[Goal]
Write out the whole listing again, exactly as given.

[Raw data]
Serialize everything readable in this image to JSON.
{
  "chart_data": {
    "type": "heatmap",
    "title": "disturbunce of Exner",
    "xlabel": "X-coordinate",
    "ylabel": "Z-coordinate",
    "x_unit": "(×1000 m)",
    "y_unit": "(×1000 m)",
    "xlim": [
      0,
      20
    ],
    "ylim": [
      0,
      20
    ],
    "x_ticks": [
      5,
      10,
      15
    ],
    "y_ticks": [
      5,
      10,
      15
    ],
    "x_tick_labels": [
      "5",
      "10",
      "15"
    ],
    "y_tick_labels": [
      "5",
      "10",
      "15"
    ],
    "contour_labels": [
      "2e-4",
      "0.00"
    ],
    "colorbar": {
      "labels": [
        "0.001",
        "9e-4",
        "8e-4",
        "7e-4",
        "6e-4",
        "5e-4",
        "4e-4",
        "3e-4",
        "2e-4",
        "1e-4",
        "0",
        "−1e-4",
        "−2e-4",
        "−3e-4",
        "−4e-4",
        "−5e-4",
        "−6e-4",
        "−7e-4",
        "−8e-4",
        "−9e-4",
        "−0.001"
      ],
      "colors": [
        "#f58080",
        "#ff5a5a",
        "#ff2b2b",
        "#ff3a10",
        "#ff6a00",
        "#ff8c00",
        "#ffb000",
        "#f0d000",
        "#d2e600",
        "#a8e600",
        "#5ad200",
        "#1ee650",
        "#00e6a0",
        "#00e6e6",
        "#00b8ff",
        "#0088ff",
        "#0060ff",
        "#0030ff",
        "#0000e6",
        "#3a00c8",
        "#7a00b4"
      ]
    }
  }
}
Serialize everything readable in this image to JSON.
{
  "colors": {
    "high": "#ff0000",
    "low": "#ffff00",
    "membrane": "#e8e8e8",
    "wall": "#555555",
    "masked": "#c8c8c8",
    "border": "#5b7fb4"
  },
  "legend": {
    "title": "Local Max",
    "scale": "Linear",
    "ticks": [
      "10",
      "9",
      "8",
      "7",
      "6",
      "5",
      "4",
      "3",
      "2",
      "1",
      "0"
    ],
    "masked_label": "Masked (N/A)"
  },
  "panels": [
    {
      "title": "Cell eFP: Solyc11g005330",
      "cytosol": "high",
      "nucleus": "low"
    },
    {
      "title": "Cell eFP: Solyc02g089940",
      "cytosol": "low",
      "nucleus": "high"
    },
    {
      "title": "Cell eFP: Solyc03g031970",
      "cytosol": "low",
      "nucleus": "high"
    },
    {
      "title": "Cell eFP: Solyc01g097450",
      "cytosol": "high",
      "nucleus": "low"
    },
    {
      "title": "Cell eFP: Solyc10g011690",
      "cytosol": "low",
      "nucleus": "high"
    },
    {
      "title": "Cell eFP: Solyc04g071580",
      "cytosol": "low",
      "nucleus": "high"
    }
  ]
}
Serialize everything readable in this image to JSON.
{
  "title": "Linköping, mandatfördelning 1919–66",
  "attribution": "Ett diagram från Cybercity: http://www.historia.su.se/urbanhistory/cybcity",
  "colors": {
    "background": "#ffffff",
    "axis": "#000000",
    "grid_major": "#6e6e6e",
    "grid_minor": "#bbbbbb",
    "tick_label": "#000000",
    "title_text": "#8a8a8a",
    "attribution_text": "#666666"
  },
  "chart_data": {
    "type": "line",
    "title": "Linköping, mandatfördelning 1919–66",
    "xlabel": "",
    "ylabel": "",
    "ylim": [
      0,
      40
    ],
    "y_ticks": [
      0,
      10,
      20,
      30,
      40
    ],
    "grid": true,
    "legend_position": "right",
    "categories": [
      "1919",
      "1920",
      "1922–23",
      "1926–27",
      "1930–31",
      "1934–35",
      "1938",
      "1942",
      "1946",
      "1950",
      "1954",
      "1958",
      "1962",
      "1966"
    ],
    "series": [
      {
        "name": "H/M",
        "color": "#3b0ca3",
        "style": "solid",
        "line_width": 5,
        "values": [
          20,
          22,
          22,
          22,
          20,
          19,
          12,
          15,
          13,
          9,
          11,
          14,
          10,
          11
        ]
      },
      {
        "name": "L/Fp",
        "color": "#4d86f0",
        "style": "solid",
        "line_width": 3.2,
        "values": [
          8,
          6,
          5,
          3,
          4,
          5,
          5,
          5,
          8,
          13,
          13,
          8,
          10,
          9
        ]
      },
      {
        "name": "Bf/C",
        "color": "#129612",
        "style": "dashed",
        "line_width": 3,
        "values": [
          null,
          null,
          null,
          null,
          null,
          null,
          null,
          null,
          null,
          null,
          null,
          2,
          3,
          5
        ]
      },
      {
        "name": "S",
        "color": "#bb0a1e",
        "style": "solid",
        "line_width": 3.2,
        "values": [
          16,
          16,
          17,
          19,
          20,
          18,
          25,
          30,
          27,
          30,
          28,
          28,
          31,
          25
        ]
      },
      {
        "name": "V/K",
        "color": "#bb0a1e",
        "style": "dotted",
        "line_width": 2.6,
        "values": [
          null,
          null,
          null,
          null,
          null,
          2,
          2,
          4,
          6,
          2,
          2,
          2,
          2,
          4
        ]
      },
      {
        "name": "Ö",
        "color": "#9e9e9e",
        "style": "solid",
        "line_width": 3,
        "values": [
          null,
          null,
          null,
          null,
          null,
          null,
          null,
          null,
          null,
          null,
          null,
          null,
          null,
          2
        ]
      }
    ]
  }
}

[Result of the exercise]
Serialize everything readable in this image to JSON.
{
  "chart_data": {
    "type": "heatmap",
    "title": "disturbunce of Exner",
    "xlabel": "X-coordinate",
    "ylabel": "Z-coordinate",
    "x_unit": "(×1000 m)",
    "y_unit": "(×1000 m)",
    "xlim": [
      0,
      20
    ],
    "ylim": [
      0,
      20
    ],
    "x_ticks": [
      5,
      10,
      15
    ],
    "y_ticks": [
      5,
      10,
      15
    ],
    "x_tick_labels": [
      "5",
      "10",
      "15"
    ],
    "y_tick_labels": [
      "5",
      "10",
      "15"
    ],
    "contour_labels": [
      "2e-4",
      "0.00"
    ],
    "colorbar": {
      "labels": [
        "0.001",
        "9e-4",
        "8e-4",
        "7e-4",
        "6e-4",
        "5e-4",
        "4e-4",
        "3e-4",
        "2e-4",
        "1e-4",
        "0",
        "−1e-4",
        "−2e-4",
        "−3e-4",
        "−4e-4",
        "−5e-4",
        "−6e-4",
        "−7e-4",
        "−8e-4",
        "−9e-4",
        "−0.001"
      ],
      "colors": [
        "#f58080",
        "#ff5a5a",
        "#ff2b2b",
        "#ff3a10",
        "#ff6a00",
        "#ff8c00",
        "#ffb000",
        "#f0d000",
        "#d2e600",
        "#a8e600",
        "#5ad200",
        "#1ee650",
        "#00e6a0",
        "#00e6e6",
        "#00b8ff",
        "#0088ff",
        "#0060ff",
        "#0030ff",
        "#0000e6",
        "#3a00c8",
        "#7a00b4"
      ]
    }
  }
}
Serialize everything readable in this image to JSON.
{
  "colors": {
    "high": "#ff0000",
    "low": "#ffff00",
    "membrane": "#e8e8e8",
    "wall": "#555555",
    "masked": "#c8c8c8",
    "border": "#5b7fb4"
  },
  "legend": {
    "title": "Local Max",
    "scale": "Linear",
    "ticks": [
      "10",
      "9",
      "8",
      "7",
      "6",
      "5",
      "4",
      "3",
      "2",
      "1",
      "0"
    ],
    "masked_label": "Masked (N/A)"
  },
  "panels": [
    {
      "title": "Cell eFP: Solyc11g005330",
      "cytosol": "high",
      "nucleus": "low"
    },
    {
      "title": "Cell eFP: Solyc02g089940",
      "cytosol": "low",
      "nucleus": "high"
    },
    {
      "title": "Cell eFP: Solyc03g031970",
      "cytosol": "low",
      "nucleus": "high"
    },
    {
      "title": "Cell eFP: Solyc01g097450",
      "cytosol": "high",
      "nucleus": "low"
    },
    {
      "title": "Cell eFP: Solyc10g011690",
      "cytosol": "low",
      "nucleus": "high"
    },
    {
      "title": "Cell eFP: Solyc04g071580",
      "cytosol": "low",
      "nucleus": "high"
    }
  ]
}
Serialize everything readable in this image to JSON.
{
  "title": "Linköping, mandatfördelning 1919–66",
  "attribution": "Ett diagram från Cybercity: http://www.historia.su.se/urbanhistory/cybcity",
  "colors": {
    "background": "#ffffff",
    "axis": "#000000",
    "grid_major": "#6e6e6e",
    "grid_minor": "#bbbbbb",
    "tick_label": "#000000",
    "title_text": "#8a8a8a",
    "attribution_text": "#666666"
  },
  "chart_data": {
    "type": "line",
    "title": "Linköping, mandatfördelning 1919–66",
    "xlabel": "",
    "ylabel": "",
    "ylim": [
      0,
      40
    ],
    "y_ticks": [
      0,
      10,
      20,
      30,
      40
    ],
    "grid": true,
    "legend_position": "right",
    "categories": [
      "1919",
      "1920",
      "1922–23",
      "1926–27",
      "1930–31",
      "1934–35",
      "1938",
      "1942",
      "1946",
      "1950",
      "1954",
      "1958",
      "1962",
      "1966"
    ],
    "series": [
      {
        "name": "H/M",
        "color": "#3b0ca3",
        "style": "solid",
        "line_width": 5,
        "values": [
          20,
          22,
          22,
          22,
          20,
          19,
          12,
          15,
          13,
          9,
          11,
          14,
          10,
          11
        ]
      },
      {
        "name": "L/Fp",
        "color": "#4d86f0",
        "style": "solid",
        "line_width": 3.2,
        "values": [
          8,
          6,
          5,
          3,
          4,
          5,
          5,
          5,
          8,
          13,
          13,
          8,
          10,
          9
        ]
      },
      {
        "name": "Bf/C",
        "color": "#129612",
        "style": "dashed",
        "line_width": 3,
        "values": [
          null,
          null,
          null,
          null,
          null,
          null,
          null,
          null,
          null,
          null,
          null,
          2,
          3,
          5
        ]
      },
      {
        "name": "S",
        "color": "#bb0a1e",
        "style": "solid",
        "line_width": 3.2,
        "values": [
          16,
          16,
          17,
          19,
          20,
          18,
          25,
          30,
          27,
          30,
          28,
          28,
          31,
          25
        ]
      },
      {
        "name": "V/K",
        "color": "#bb0a1e",
        "style": "dotted",
        "line_width": 2.6,
        "values": [
          null,
          null,
          null,
          null,
          null,
          2,
          2,
          4,
          6,
          2,
          2,
          2,
          2,
          4
        ]
      },
      {
        "name": "Ö",
        "color": "#9e9e9e",
        "style": "solid",
        "line_width": 3,
        "values": [
          null,
          null,
          null,
          null,
          null,
          null,
          null,
          null,
          null,
          null,
          null,
          null,
          null,
          2
        ]
      }
    ]
  }
}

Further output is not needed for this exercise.